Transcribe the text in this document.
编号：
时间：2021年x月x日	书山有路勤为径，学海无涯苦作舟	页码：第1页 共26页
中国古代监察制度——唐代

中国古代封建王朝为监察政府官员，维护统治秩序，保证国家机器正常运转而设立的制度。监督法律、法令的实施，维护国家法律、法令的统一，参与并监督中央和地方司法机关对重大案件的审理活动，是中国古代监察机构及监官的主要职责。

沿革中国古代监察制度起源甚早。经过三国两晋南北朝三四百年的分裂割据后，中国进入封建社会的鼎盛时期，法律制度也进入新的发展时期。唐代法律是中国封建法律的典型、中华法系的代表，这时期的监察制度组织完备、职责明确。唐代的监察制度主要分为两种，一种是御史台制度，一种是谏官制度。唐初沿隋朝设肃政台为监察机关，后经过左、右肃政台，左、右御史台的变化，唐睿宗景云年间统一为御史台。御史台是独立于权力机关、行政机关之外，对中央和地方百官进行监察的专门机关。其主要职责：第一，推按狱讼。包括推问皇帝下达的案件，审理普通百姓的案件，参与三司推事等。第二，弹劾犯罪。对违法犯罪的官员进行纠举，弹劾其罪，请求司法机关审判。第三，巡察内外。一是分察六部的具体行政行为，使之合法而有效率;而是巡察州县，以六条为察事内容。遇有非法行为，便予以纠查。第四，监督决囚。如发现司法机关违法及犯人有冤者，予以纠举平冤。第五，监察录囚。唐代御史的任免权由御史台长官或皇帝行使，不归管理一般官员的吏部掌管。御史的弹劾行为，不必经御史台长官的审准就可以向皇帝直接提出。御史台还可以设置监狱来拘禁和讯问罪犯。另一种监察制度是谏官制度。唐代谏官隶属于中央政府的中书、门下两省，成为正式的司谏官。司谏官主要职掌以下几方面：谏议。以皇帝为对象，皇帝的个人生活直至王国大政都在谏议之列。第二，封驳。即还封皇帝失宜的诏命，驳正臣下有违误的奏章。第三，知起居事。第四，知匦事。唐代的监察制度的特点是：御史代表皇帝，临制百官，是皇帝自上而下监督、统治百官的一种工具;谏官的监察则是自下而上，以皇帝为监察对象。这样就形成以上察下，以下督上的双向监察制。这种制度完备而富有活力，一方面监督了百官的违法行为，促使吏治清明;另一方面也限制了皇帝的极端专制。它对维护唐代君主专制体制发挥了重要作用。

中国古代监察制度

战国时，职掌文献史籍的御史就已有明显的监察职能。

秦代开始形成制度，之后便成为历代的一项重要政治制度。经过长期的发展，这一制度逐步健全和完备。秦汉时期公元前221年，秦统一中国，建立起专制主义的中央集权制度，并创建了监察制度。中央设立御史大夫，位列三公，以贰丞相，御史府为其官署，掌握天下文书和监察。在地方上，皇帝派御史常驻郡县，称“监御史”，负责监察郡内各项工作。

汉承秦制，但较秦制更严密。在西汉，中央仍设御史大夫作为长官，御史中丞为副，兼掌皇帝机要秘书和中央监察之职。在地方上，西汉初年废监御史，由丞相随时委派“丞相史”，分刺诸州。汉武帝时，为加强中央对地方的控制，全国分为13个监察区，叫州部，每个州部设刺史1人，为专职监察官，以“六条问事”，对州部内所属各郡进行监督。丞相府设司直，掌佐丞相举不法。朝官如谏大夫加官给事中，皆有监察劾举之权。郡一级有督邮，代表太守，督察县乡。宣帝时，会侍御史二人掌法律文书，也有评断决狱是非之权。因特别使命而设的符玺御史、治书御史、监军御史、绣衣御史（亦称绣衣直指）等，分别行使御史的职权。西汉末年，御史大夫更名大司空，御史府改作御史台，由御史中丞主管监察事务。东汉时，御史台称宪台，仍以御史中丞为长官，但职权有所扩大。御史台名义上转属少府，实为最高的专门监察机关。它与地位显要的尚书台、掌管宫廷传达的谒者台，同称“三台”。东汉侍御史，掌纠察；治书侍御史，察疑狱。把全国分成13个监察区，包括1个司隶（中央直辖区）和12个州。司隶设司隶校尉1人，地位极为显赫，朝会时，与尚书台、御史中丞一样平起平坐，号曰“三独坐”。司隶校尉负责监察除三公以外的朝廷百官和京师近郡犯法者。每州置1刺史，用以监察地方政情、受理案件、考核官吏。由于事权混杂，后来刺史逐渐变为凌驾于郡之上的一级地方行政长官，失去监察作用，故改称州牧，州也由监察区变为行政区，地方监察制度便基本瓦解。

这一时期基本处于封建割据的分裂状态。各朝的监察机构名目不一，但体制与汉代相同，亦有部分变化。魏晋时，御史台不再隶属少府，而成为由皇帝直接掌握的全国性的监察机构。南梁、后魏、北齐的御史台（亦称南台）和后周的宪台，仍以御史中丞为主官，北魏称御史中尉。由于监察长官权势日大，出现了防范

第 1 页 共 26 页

____________________

◆ **Prompt**:
Print every entry exactly as it appears.

◆ **Written solution**:
Transcribe the text in this document.
编号：
时间：2021年x月x日	书山有路勤为径，学海无涯苦作舟	页码：第1页 共26页
中国古代监察制度——唐代

中国古代封建王朝为监察政府官员，维护统治秩序，保证国家机器正常运转而设立的制度。监督法律、法令的实施，维护国家法律、法令的统一，参与并监督中央和地方司法机关对重大案件的审理活动，是中国古代监察机构及监官的主要职责。

沿革中国古代监察制度起源甚早。经过三国两晋南北朝三四百年的分裂割据后，中国进入封建社会的鼎盛时期，法律制度也进入新的发展时期。唐代法律是中国封建法律的典型、中华法系的代表，这时期的监察制度组织完备、职责明确。唐代的监察制度主要分为两种，一种是御史台制度，一种是谏官制度。唐初沿隋朝设肃政台为监察机关，后经过左、右肃政台，左、右御史台的变化，唐睿宗景云年间统一为御史台。御史台是独立于权力机关、行政机关之外，对中央和地方百官进行监察的专门机关。其主要职责：第一，推按狱讼。包括推问皇帝下达的案件，审理普通百姓的案件，参与三司推事等。第二，弹劾犯罪。对违法犯罪的官员进行纠举，弹劾其罪，请求司法机关审判。第三，巡察内外。一是分察六部的具体行政行为，使之合法而有效率;而是巡察州县，以六条为察事内容。遇有非法行为，便予以纠查。第四，监督决囚。如发现司法机关违法及犯人有冤者，予以纠举平冤。第五，监察录囚。唐代御史的任免权由御史台长官或皇帝行使，不归管理一般官员的吏部掌管。御史的弹劾行为，不必经御史台长官的审准就可以向皇帝直接提出。御史台还可以设置监狱来拘禁和讯问罪犯。另一种监察制度是谏官制度。唐代谏官隶属于中央政府的中书、门下两省，成为正式的司谏官。司谏官主要职掌以下几方面：谏议。以皇帝为对象，皇帝的个人生活直至王国大政都在谏议之列。第二，封驳。即还封皇帝失宜的诏命，驳正臣下有违误的奏章。第三，知起居事。第四，知匦事。唐代的监察制度的特点是：御史代表皇帝，临制百官，是皇帝自上而下监督、统治百官的一种工具;谏官的监察则是自下而上，以皇帝为监察对象。这样就形成以上察下，以下督上的双向监察制。这种制度完备而富有活力，一方面监督了百官的违法行为，促使吏治清明;另一方面也限制了皇帝的极端专制。它对维护唐代君主专制体制发挥了重要作用。

中国古代监察制度

战国时，职掌文献史籍的御史就已有明显的监察职能。

秦代开始形成制度，之后便成为历代的一项重要政治制度。经过长期的发展，这一制度逐步健全和完备。秦汉时期公元前221年，秦统一中国，建立起专制主义的中央集权制度，并创建了监察制度。中央设立御史大夫，位列三公，以贰丞相，御史府为其官署，掌握天下文书和监察。在地方上，皇帝派御史常驻郡县，称“监御史”，负责监察郡内各项工作。

汉承秦制，但较秦制更严密。在西汉，中央仍设御史大夫作为长官，御史中丞为副，兼掌皇帝机要秘书和中央监察之职。在地方上，西汉初年废监御史，由丞相随时委派“丞相史”，分刺诸州。汉武帝时，为加强中央对地方的控制，全国分为13个监察区，叫州部，每个州部设刺史1人，为专职监察官，以“六条问事”，对州部内所属各郡进行监督。丞相府设司直，掌佐丞相举不法。朝官如谏大夫加官给事中，皆有监察劾举之权。郡一级有督邮，代表太守，督察县乡。宣帝时，会侍御史二人掌法律文书，也有评断决狱是非之权。因特别使命而设的符玺御史、治书御史、监军御史、绣衣御史（亦称绣衣直指）等，分别行使御史的职权。西汉末年，御史大夫更名大司空，御史府改作御史台，由御史中丞主管监察事务。东汉时，御史台称宪台，仍以御史中丞为长官，但职权有所扩大。御史台名义上转属少府，实为最高的专门监察机关。它与地位显要的尚书台、掌管宫廷传达的谒者台，同称“三台”。东汉侍御史，掌纠察；治书侍御史，察疑狱。把全国分成13个监察区，包括1个司隶（中央直辖区）和12个州。司隶设司隶校尉1人，地位极为显赫，朝会时，与尚书台、御史中丞一样平起平坐，号曰“三独坐”。司隶校尉负责监察除三公以外的朝廷百官和京师近郡犯法者。每州置1刺史，用以监察地方政情、受理案件、考核官吏。由于事权混杂，后来刺史逐渐变为凌驾于郡之上的一级地方行政长官，失去监察作用，故改称州牧，州也由监察区变为行政区，地方监察制度便基本瓦解。

这一时期基本处于封建割据的分裂状态。各朝的监察机构名目不一，但体制与汉代相同，亦有部分变化。魏晋时，御史台不再隶属少府，而成为由皇帝直接掌握的全国性的监察机构。南梁、后魏、北齐的御史台（亦称南台）和后周的宪台，仍以御史中丞为主官，北魏称御史中尉。由于监察长官权势日大，出现了防范

第 1 页 共 26 页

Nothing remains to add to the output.